Data entries
•••
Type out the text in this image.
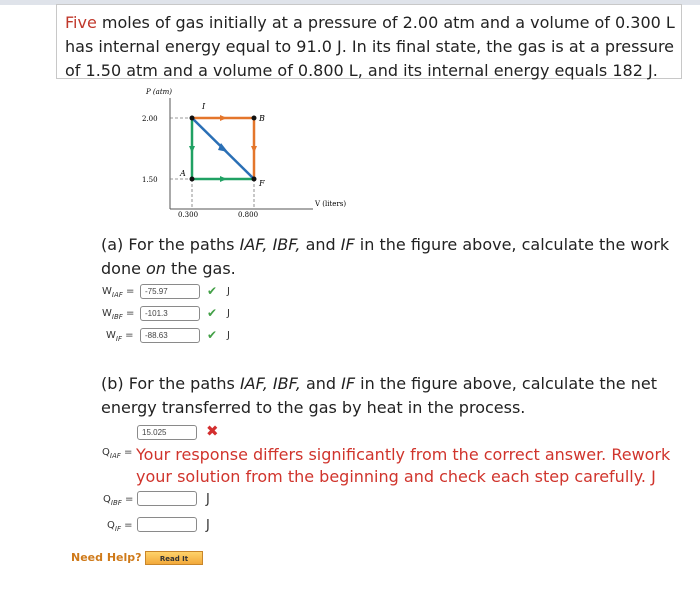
Five moles of gas initially at a pressure of 2.00 atm and a volume of 0.300 L
has internal energy equal to 91.0 J. In its final state, the gas is at a pressure
of 1.50 atm and a volume of 0.800 L, and its internal energy equals 182 J.
P (atm)
V (liters)
2.00
1.50
0.300	0.800
I
B
A
F
(a) For the paths IAF, IBF, and IF in the figure above, calculate the work
done on the gas.
$W_{IAF}$ =
-75.97	✔ J
$W_{IBF}$ =
-101.3	✔ J
$W_{IF}$ =
-88.63	✔ J
(b) For the paths IAF, IBF, and IF in the figure above, calculate the net
energy transferred to the gas by heat in the process.
15.025
✖
$Q_{IAF}$ = Your response differs significantly from the correct answer. Rework your solution from the beginning and check each step carefully. J
$Q_{IBF}$ =	J
$Q_{IF}$ =	J
Need Help?	Read It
•••
__SHORT TASK__: Go through the material above and print all of it exactly, except the pictures.

__COMPLETE ANSWER__:
Type out the text in this image.
Five moles of gas initially at a pressure of 2.00 atm and a volume of 0.300 L
has internal energy equal to 91.0 J. In its final state, the gas is at a pressure
of 1.50 atm and a volume of 0.800 L, and its internal energy equals 182 J.
P (atm)
V (liters)
2.00
1.50
0.300	0.800
I
B
A
F
(a) For the paths IAF, IBF, and IF in the figure above, calculate the work
done on the gas.
$W_{IAF}$ =
-75.97	✔ J
$W_{IBF}$ =
-101.3	✔ J
$W_{IF}$ =
-88.63	✔ J
(b) For the paths IAF, IBF, and IF in the figure above, calculate the net
energy transferred to the gas by heat in the process.
15.025
✖
$Q_{IAF}$ = Your response differs significantly from the correct answer. Rework your solution from the beginning and check each step carefully. J
$Q_{IBF}$ =	J
$Q_{IF}$ =	J
Need Help?	Read It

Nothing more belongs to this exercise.